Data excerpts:
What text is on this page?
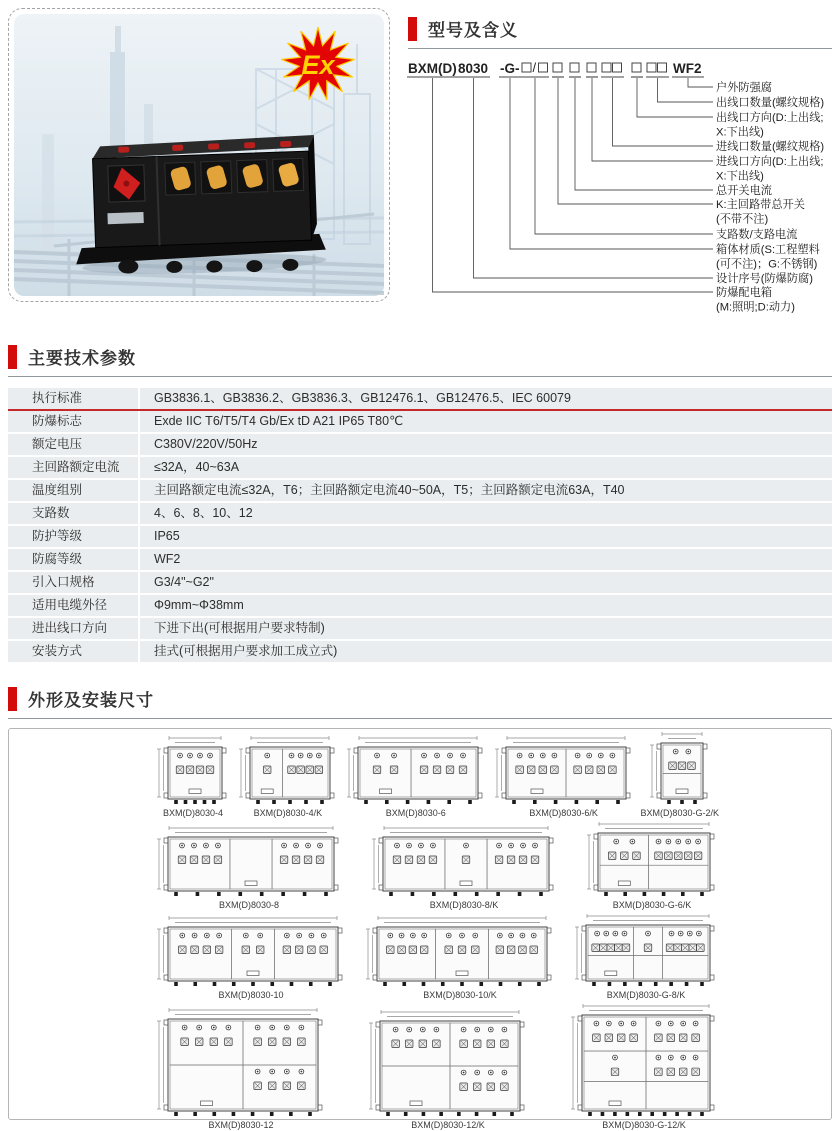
Ex
型号及含义
BXM(D) 8030 -G- /	WF2
户外防强腐
出线口数量(螺纹规格)
出线口方向(D:上出线;
X:下出线)
进线口数量(螺纹规格)
进线口方向(D:上出线;
X:下出线)
总开关电流
K:主回路带总开关
(不带不注)
支路数/支路电流
箱体材质(S:工程塑料
(可不注)；G:不锈钢)
设计序号(防爆防腐)
防爆配电箱
(M:照明;D:动力)
主要技术参数
执行标准	GB3836.1、GB3836.2、GB3836.3、GB12476.1、GB12476.5、IEC 60079
防爆标志	Exde IIC T6/T5/T4 Gb/Ex tD A21 IP65 T80℃
额定电压	C380V/220V/50Hz
主回路额定电流	≤32A，40~63A
温度组别	主回路额定电流≤32A，T6；主回路额定电流40~50A，T5；主回路额定电流63A，T40
支路数	4、6、8、10、12
防护等级	IP65
防腐等级	WF2
引入口规格	G3/4"~G2"
适用电缆外径	Φ9mm~Φ38mm
进出线口方向	下进下出(可根据用户要求特制)
安装方式	挂式(可根据用户要求加工成立式)
外形及安装尺寸
BXM(D)8030-4	BXM(D)8030-4/K	BXM(D)8030-6	BXM(D)8030-6/K	BXM(D)8030-G-2/K
BXM(D)8030-8	BXM(D)8030-8/K	BXM(D)8030-G-6/K
BXM(D)8030-10	BXM(D)8030-10/K	BXM(D)8030-G-8/K
BXM(D)8030-12	BXM(D)8030-12/K	BXM(D)8030-G-12/K
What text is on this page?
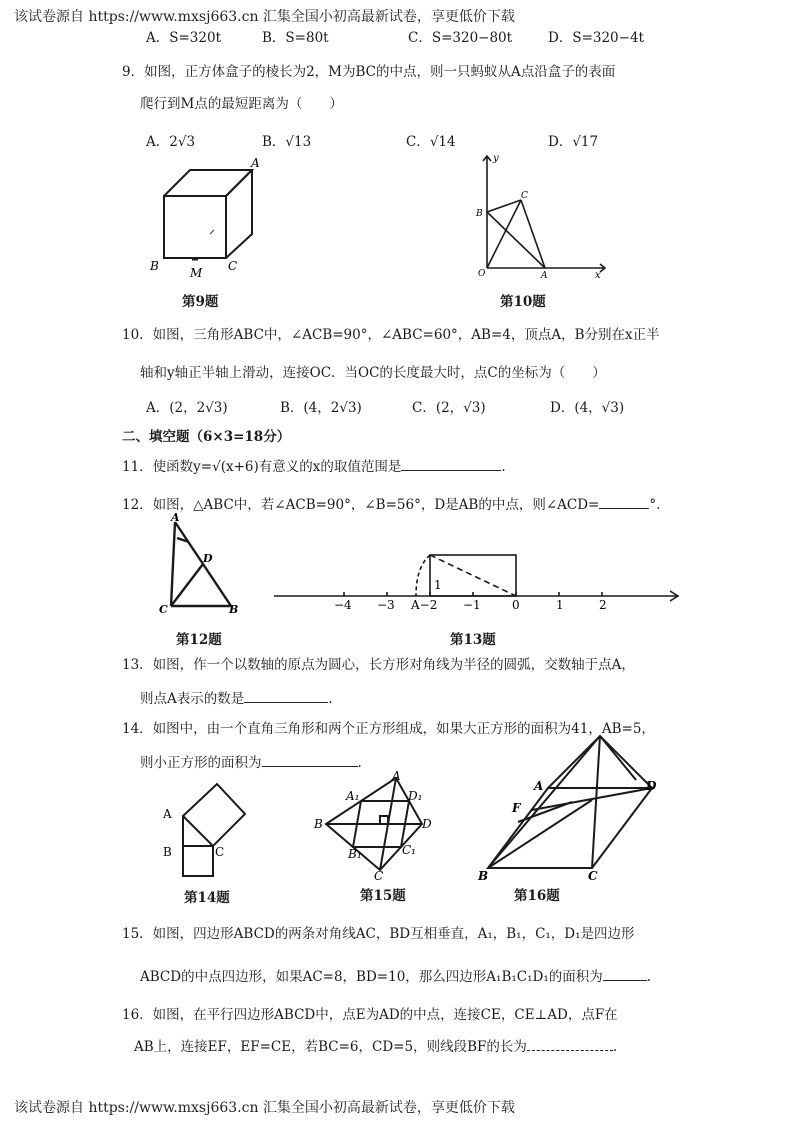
该试卷源自 https://www.mxsj663.cn 汇集全国小初高最新试卷，享更低价下载
A．S=320t	B．S=80t	C．S=320−80t	D．S=320−4t
9．如图，正方体盒子的棱长为2，M为BC的中点，则一只蚂蚁从A点沿盒子的表面
爬行到M点的最短距离为（　　）
A．2√3	B．√13	C．√14	D．√17
A
B	C
M
第9题
y
x
O	A
B
C
第10题
10．如图，三角形ABC中，∠ACB=90°，∠ABC=60°，AB=4，顶点A，B分别在x正半
轴和y轴正半轴上滑动，连接OC．当OC的长度最大时，点C的坐标为（　　）
A．(2，2√3)	B．(4，2√3)	C．(2，√3)	D．(4，√3)
二、填空题（6×3=18分）
11．使函数y=√(x+6)有意义的x的取值范围是	.
12．如图，△ABC中，若∠ACB=90°，∠B=56°，D是AB的中点，则∠ACD=	°.
A
D
C	B
第12题
−4 −3 A−2 −1	0	1	2
1
第13题
13．如图，作一个以数轴的原点为圆心，长方形对角线为半径的圆弧，交数轴于点A，
则点A表示的数是	.
14．如图中，由一个直角三角形和两个正方形组成，如果大正方形的面积为41，AB=5，
则小正方形的面积为	.
A
B	C
第14题
A
A₁	D₁
B	D
B₁	C₁
C
第15题
A
F
D
B	C
第16题
15．如图，四边形ABCD的两条对角线AC，BD互相垂直，A₁，B₁，C₁，D₁是四边形
ABCD的中点四边形，如果AC=8，BD=10，那么四边形A₁B₁C₁D₁的面积为	.
16．如图，在平行四边形ABCD中，点E为AD的中点，连接CE，CE⊥AD，点F在
AB上，连接EF，EF=CE，若BC=6，CD=5，则线段BF的长为	.
该试卷源自 https://www.mxsj663.cn 汇集全国小初高最新试卷，享更低价下载
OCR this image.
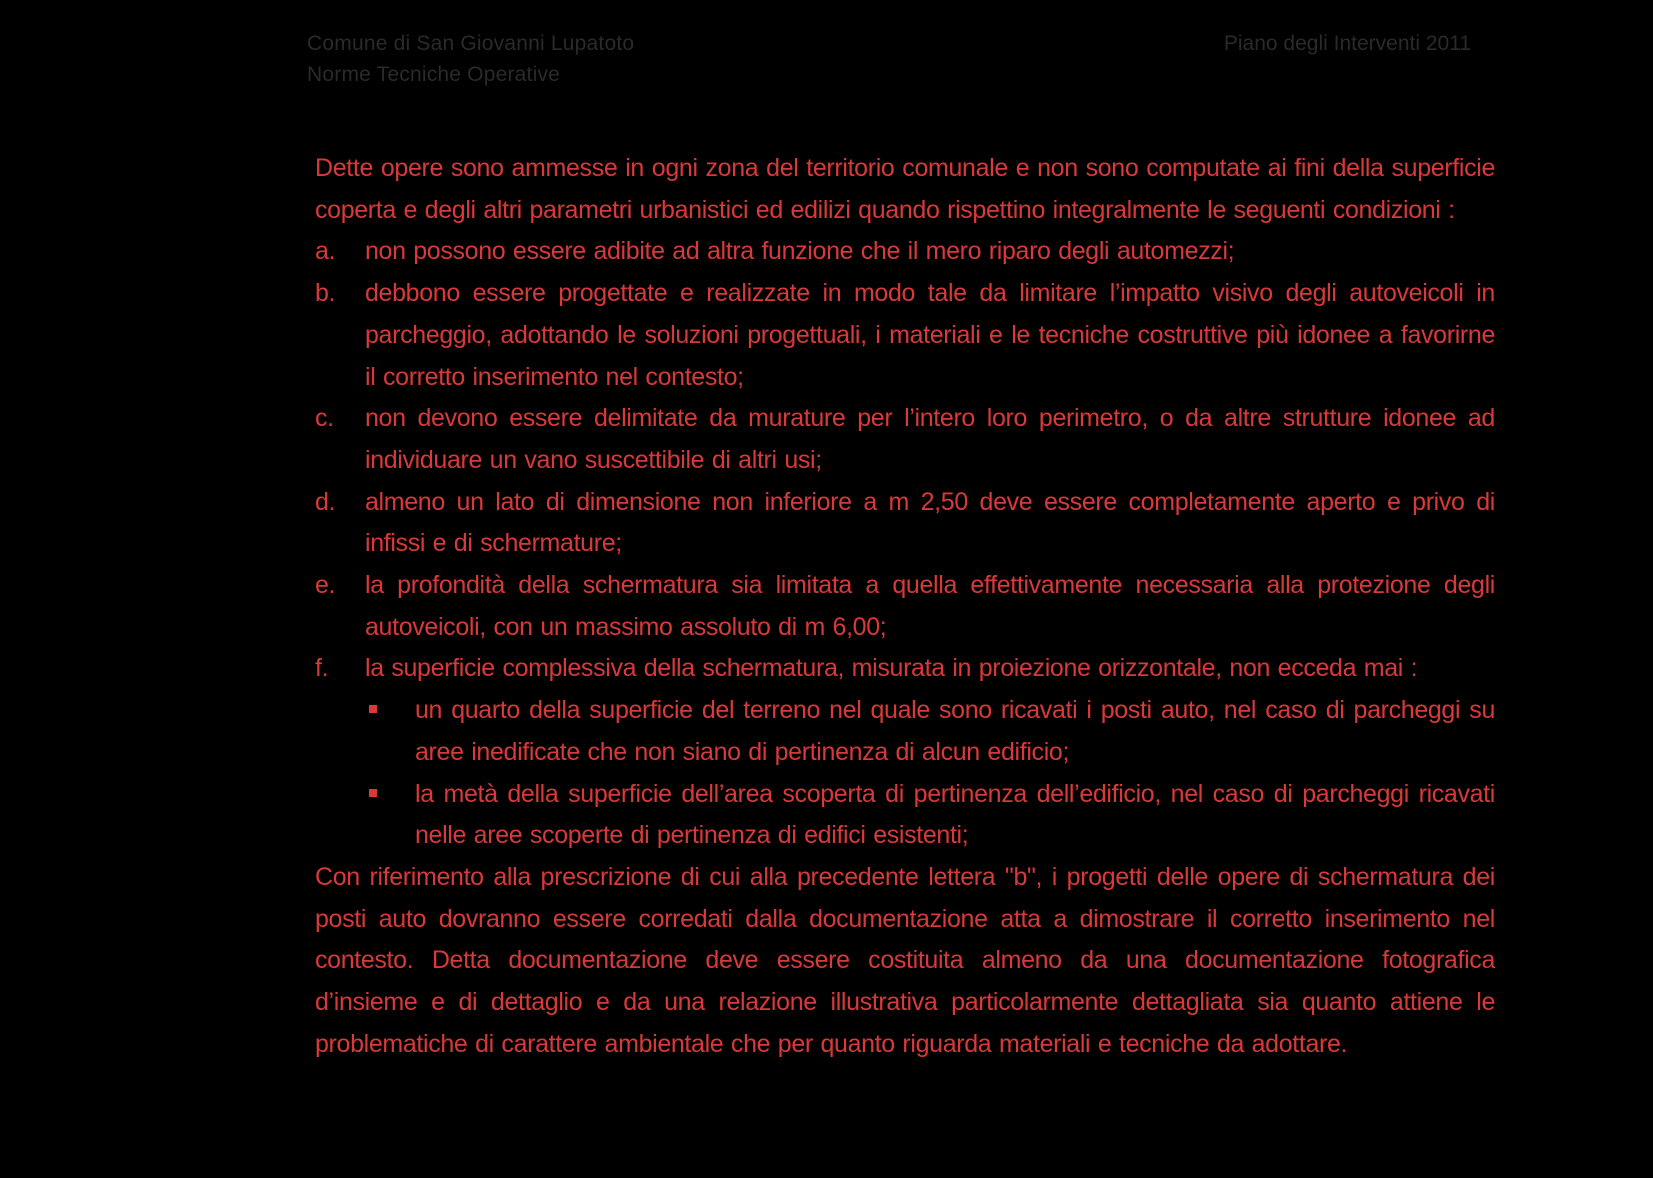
Comune di San Giovanni Lupatoto
Norme Tecniche Operative
Piano degli Interventi 2011

Dette opere sono ammesse in ogni zona del territorio comunale e non sono computate ai fini della superficie coperta e degli altri parametri urbanistici ed edilizi quando rispettino integralmente le seguenti condizioni :

a. non possono essere adibite ad altra funzione che il mero riparo degli automezzi;
b. debbono essere progettate e realizzate in modo tale da limitare l’impatto visivo degli autoveicoli in parcheggio, adottando le soluzioni progettuali, i materiali e le tecniche costruttive più idonee a favorirne il corretto inserimento nel contesto;
c. non devono essere delimitate da murature per l’intero loro perimetro, o da altre strutture idonee ad individuare un vano suscettibile di altri usi;
d. almeno un lato di dimensione non inferiore a m 2,50 deve essere completamente aperto e privo di infissi e di schermature;
e. la profondità della schermatura sia limitata a quella effettivamente necessaria alla protezione degli autoveicoli, con un massimo assoluto di m 6,00;
f. la superficie complessiva della schermatura, misurata in proiezione orizzontale, non ecceda mai :
un quarto della superficie del terreno nel quale sono ricavati i posti auto, nel caso di parcheggi su aree inedificate che non siano di pertinenza di alcun edificio;
la metà della superficie dell’area scoperta di pertinenza dell’edificio, nel caso di parcheggi ricavati nelle aree scoperte di pertinenza di edifici esistenti;

Con riferimento alla prescrizione di cui alla precedente lettera "b", i progetti delle opere di schermatura dei posti auto dovranno essere corredati dalla documentazione atta a dimostrare il corretto inserimento nel contesto. Detta documentazione deve essere costituita almeno da una documentazione fotografica d’insieme e di dettaglio e da una relazione illustrativa particolarmente dettagliata sia quanto attiene le problematiche di carattere ambientale che per quanto riguarda materiali e tecniche da adottare.
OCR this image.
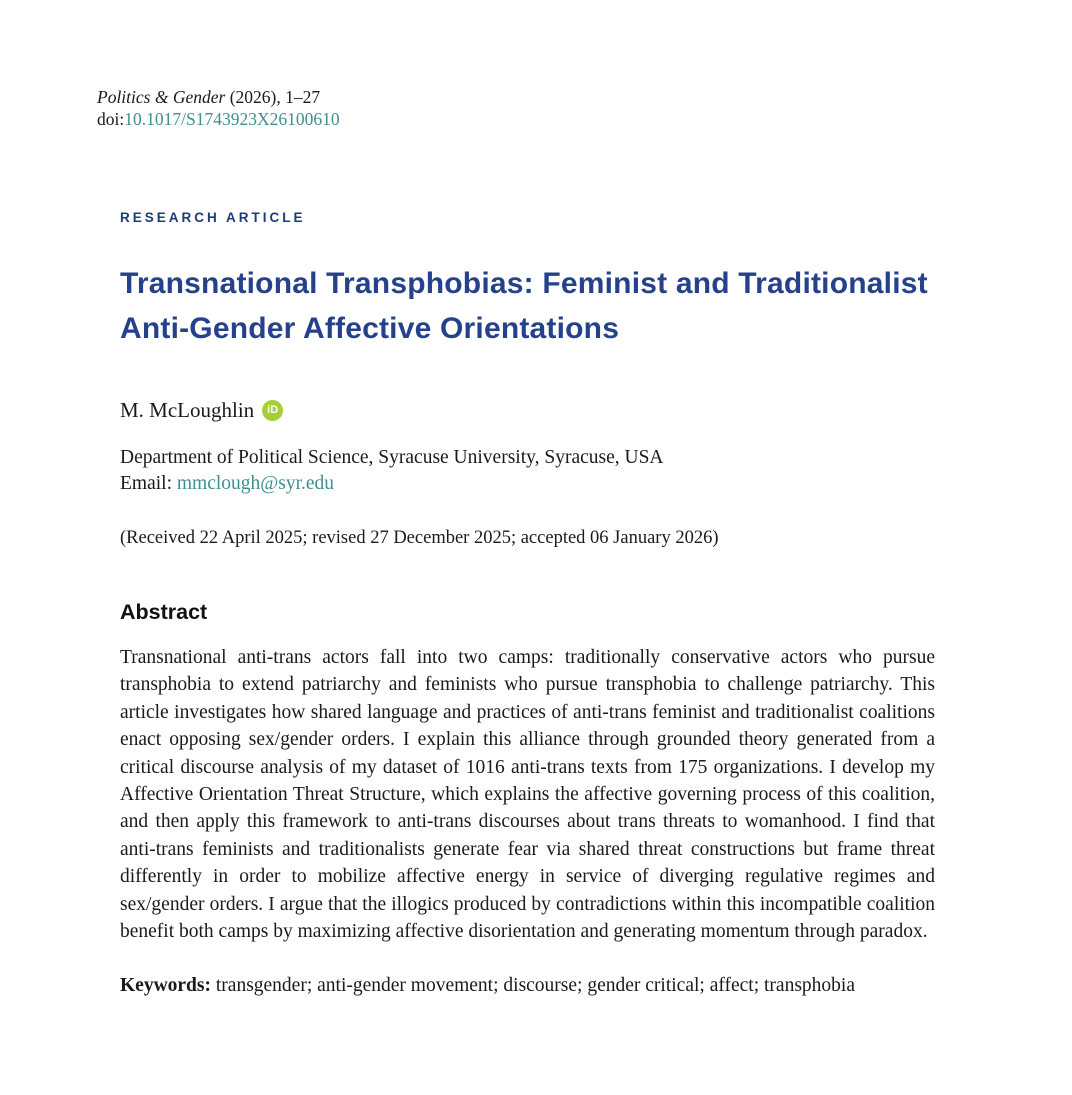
Politics & Gender (2026), 1–27
doi:10.1017/S1743923X26100610
RESEARCH ARTICLE
Transnational Transphobias: Feminist and Traditionalist Anti-Gender Affective Orientations
M. McLoughlin	iD
Department of Political Science, Syracuse University, Syracuse, USA
Email: mmclough@syr.edu
(Received 22 April 2025; revised 27 December 2025; accepted 06 January 2026)
Abstract

Transnational anti-trans actors fall into two camps: traditionally conservative actors who pursue transphobia to extend patriarchy and feminists who pursue transphobia to challenge patriarchy. This article investigates how shared language and practices of anti-trans feminist and traditionalist coalitions enact opposing sex/gender orders. I explain this alliance through grounded theory generated from a critical discourse analysis of my dataset of 1016 anti-trans texts from 175 organizations. I develop my Affective Orientation Threat Structure, which explains the affective governing process of this coalition, and then apply this framework to anti-trans discourses about trans threats to womanhood. I find that anti-trans feminists and traditionalists generate fear via shared threat constructions but frame threat differently in order to mobilize affective energy in service of diverging regulative regimes and sex/gender orders. I argue that the illogics produced by contradictions within this incompatible coalition benefit both camps by maximizing affective disorientation and generating momentum through paradox.

Keywords: transgender; anti-gender movement; discourse; gender critical; affect; transphobia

REQUIREMENT:
In this exercise, set down all of the data exactly, without the pictures.

SOLUTION TO THIS EXERCISE:
What text is on this page?
Ex
型号及含义
BXM(D) 8030 -G- /	WF2
户外防强腐
出线口数量(螺纹规格)
出线口方向(D:上出线;
X:下出线)
进线口数量(螺纹规格)
进线口方向(D:上出线;
X:下出线)
总开关电流
K:主回路带总开关
(不带不注)
支路数/支路电流
箱体材质(S:工程塑料
(可不注)；G:不锈钢)
设计序号(防爆防腐)
防爆配电箱
(M:照明;D:动力)
主要技术参数
执行标准	GB3836.1、GB3836.2、GB3836.3、GB12476.1、GB12476.5、IEC 60079
防爆标志	Exde IIC T6/T5/T4 Gb/Ex tD A21 IP65 T80℃
额定电压	C380V/220V/50Hz
主回路额定电流	≤32A，40~63A
温度组别	主回路额定电流≤32A，T6；主回路额定电流40~50A，T5；主回路额定电流63A，T40
支路数	4、6、8、10、12
防护等级	IP65
防腐等级	WF2
引入口规格	G3/4"~G2"
适用电缆外径	Φ9mm~Φ38mm
进出线口方向	下进下出(可根据用户要求特制)
安装方式	挂式(可根据用户要求加工成立式)
外形及安装尺寸
BXM(D)8030-4	BXM(D)8030-4/K	BXM(D)8030-6	BXM(D)8030-6/K	BXM(D)8030-G-2/K
BXM(D)8030-8	BXM(D)8030-8/K	BXM(D)8030-G-6/K
BXM(D)8030-10	BXM(D)8030-10/K	BXM(D)8030-G-8/K
BXM(D)8030-12	BXM(D)8030-12/K	BXM(D)8030-G-12/K
What text is on this page?
该试卷源自 https://www.mxsj663.cn 汇集全国小初高最新试卷，享更低价下载
A．S=320t	B．S=80t	C．S=320−80t	D．S=320−4t
9．如图，正方体盒子的棱长为2，M为BC的中点，则一只蚂蚁从A点沿盒子的表面
爬行到M点的最短距离为（　　）
A．2√3	B．√13	C．√14	D．√17
A
B	C
M
第9题
y
x
O	A
B
C
第10题
10．如图，三角形ABC中，∠ACB=90°，∠ABC=60°，AB=4，顶点A，B分别在x正半
轴和y轴正半轴上滑动，连接OC．当OC的长度最大时，点C的坐标为（　　）
A．(2，2√3)	B．(4，2√3)	C．(2，√3)	D．(4，√3)
二、填空题（6×3=18分）
11．使函数y=√(x+6)有意义的x的取值范围是	.
12．如图，△ABC中，若∠ACB=90°，∠B=56°，D是AB的中点，则∠ACD=	°.
A
D
C	B
第12题
−4 −3 A−2 −1	0	1	2
1
第13题
13．如图，作一个以数轴的原点为圆心，长方形对角线为半径的圆弧，交数轴于点A，
则点A表示的数是	.
14．如图中，由一个直角三角形和两个正方形组成，如果大正方形的面积为41，AB=5，
则小正方形的面积为	.
A
B	C
第14题
A
A₁	D₁
B	D
B₁	C₁
C
第15题
A
F
D
B	C
第16题
15．如图，四边形ABCD的两条对角线AC，BD互相垂直，A₁，B₁，C₁，D₁是四边形
ABCD的中点四边形，如果AC=8，BD=10，那么四边形A₁B₁C₁D₁的面积为	.
16．如图，在平行四边形ABCD中，点E为AD的中点，连接CE，CE⊥AD，点F在
AB上，连接EF，EF=CE，若BC=6，CD=5，则线段BF的长为	.
该试卷源自 https://www.mxsj663.cn 汇集全国小初高最新试卷，享更低价下载
OCR this image.
Comune di San Giovanni Lupatoto
Norme Tecniche Operative
Piano degli Interventi 2011

Dette opere sono ammesse in ogni zona del territorio comunale e non sono computate ai fini della superficie coperta e degli altri parametri urbanistici ed edilizi quando rispettino integralmente le seguenti condizioni :

a. non possono essere adibite ad altra funzione che il mero riparo degli automezzi;
b. debbono essere progettate e realizzate in modo tale da limitare l’impatto visivo degli autoveicoli in parcheggio, adottando le soluzioni progettuali, i materiali e le tecniche costruttive più idonee a favorirne il corretto inserimento nel contesto;
c. non devono essere delimitate da murature per l’intero loro perimetro, o da altre strutture idonee ad individuare un vano suscettibile di altri usi;
d. almeno un lato di dimensione non inferiore a m 2,50 deve essere completamente aperto e privo di infissi e di schermature;
e. la profondità della schermatura sia limitata a quella effettivamente necessaria alla protezione degli autoveicoli, con un massimo assoluto di m 6,00;
f. la superficie complessiva della schermatura, misurata in proiezione orizzontale, non ecceda mai :
un quarto della superficie del terreno nel quale sono ricavati i posti auto, nel caso di parcheggi su aree inedificate che non siano di pertinenza di alcun edificio;
la metà della superficie dell’area scoperta di pertinenza dell’edificio, nel caso di parcheggi ricavati nelle aree scoperte di pertinenza di edifici esistenti;

Con riferimento alla prescrizione di cui alla precedente lettera "b", i progetti delle opere di schermatura dei posti auto dovranno essere corredati dalla documentazione atta a dimostrare il corretto inserimento nel contesto. Detta documentazione deve essere costituita almeno da una documentazione fotografica d’insieme e di dettaglio e da una relazione illustrativa particolarmente dettagliata sia quanto attiene le problematiche di carattere ambientale che per quanto riguarda materiali e tecniche da adottare.
OCR this image.
Politics & Gender (2026), 1–27
doi:10.1017/S1743923X26100610
RESEARCH ARTICLE
Transnational Transphobias: Feminist and Traditionalist Anti-Gender Affective Orientations
M. McLoughlin	iD
Department of Political Science, Syracuse University, Syracuse, USA
Email: mmclough@syr.edu
(Received 22 April 2025; revised 27 December 2025; accepted 06 January 2026)
Abstract

Transnational anti-trans actors fall into two camps: traditionally conservative actors who pursue transphobia to extend patriarchy and feminists who pursue transphobia to challenge patriarchy. This article investigates how shared language and practices of anti-trans feminist and traditionalist coalitions enact opposing sex/gender orders. I explain this alliance through grounded theory generated from a critical discourse analysis of my dataset of 1016 anti-trans texts from 175 organizations. I develop my Affective Orientation Threat Structure, which explains the affective governing process of this coalition, and then apply this framework to anti-trans discourses about trans threats to womanhood. I find that anti-trans feminists and traditionalists generate fear via shared threat constructions but frame threat differently in order to mobilize affective energy in service of diverging regulative regimes and sex/gender orders. I argue that the illogics produced by contradictions within this incompatible coalition benefit both camps by maximizing affective disorientation and generating momentum through paradox.

Keywords: transgender; anti-gender movement; discourse; gender critical; affect; transphobia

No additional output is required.